# What is being asked
Where a line holds "Apps", copy it.
━━━━━ Task data
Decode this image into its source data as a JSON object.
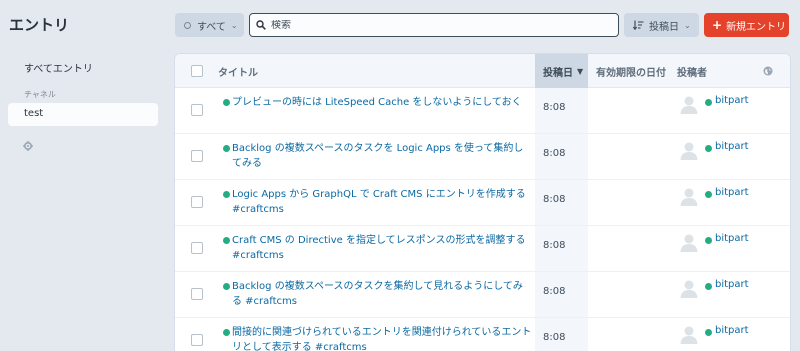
{
  "sidebar": {
    "title": "エントリ",
    "all_entries": "すべてエントリ",
    "heading": "チャネル",
    "items": [
      {
        "label": "test"
      }
    ],
    "settings_icon": "gear-icon"
  },
  "toolbar": {
    "status_label": "すべて",
    "search_placeholder": "検索",
    "sort_label": "投稿日",
    "new_entry_label": "新規エントリ"
  },
  "table": {
    "columns": {
      "title": "タイトル",
      "post_date": "投稿日",
      "expiry": "有効期限の日付",
      "author": "投稿者"
    },
    "rows": [
      {
        "title": "プレビューの時には LiteSpeed Cache をしないようにしておく",
        "date": "8:08",
        "author": "bitpart"
      },
      {
        "title": "Backlog の複数スペースのタスクを Logic Apps を使って集約してみる",
        "date": "8:08",
        "author": "bitpart"
      },
      {
        "title": "Logic Apps から GraphQL で Craft CMS にエントリを作成する #craftcms",
        "date": "8:08",
        "author": "bitpart"
      },
      {
        "title": "Craft CMS の Directive を指定してレスポンスの形式を調整する #craftcms",
        "date": "8:08",
        "author": "bitpart"
      },
      {
        "title": "Backlog の複数スペースのタスクを集約して見れるようにしてみる #craftcms",
        "date": "8:08",
        "author": "bitpart"
      },
      {
        "title": "間接的に関連づけられているエントリを関連付けられているエントリとして表示する #craftcms",
        "date": "8:08",
        "author": "bitpart"
      }
    ]
  },
  "colors": {
    "accent": "#e5422b",
    "link": "#0b69a3",
    "status_live": "#27ab83"
  }
}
━━━━━━━━━━
# Written answer
        "title": "Backlog の複数スペースのタスクを Logic Apps を使って集約してみる",
        "title": "Logic Apps から GraphQL で Craft CMS にエントリを作成する #craftcms",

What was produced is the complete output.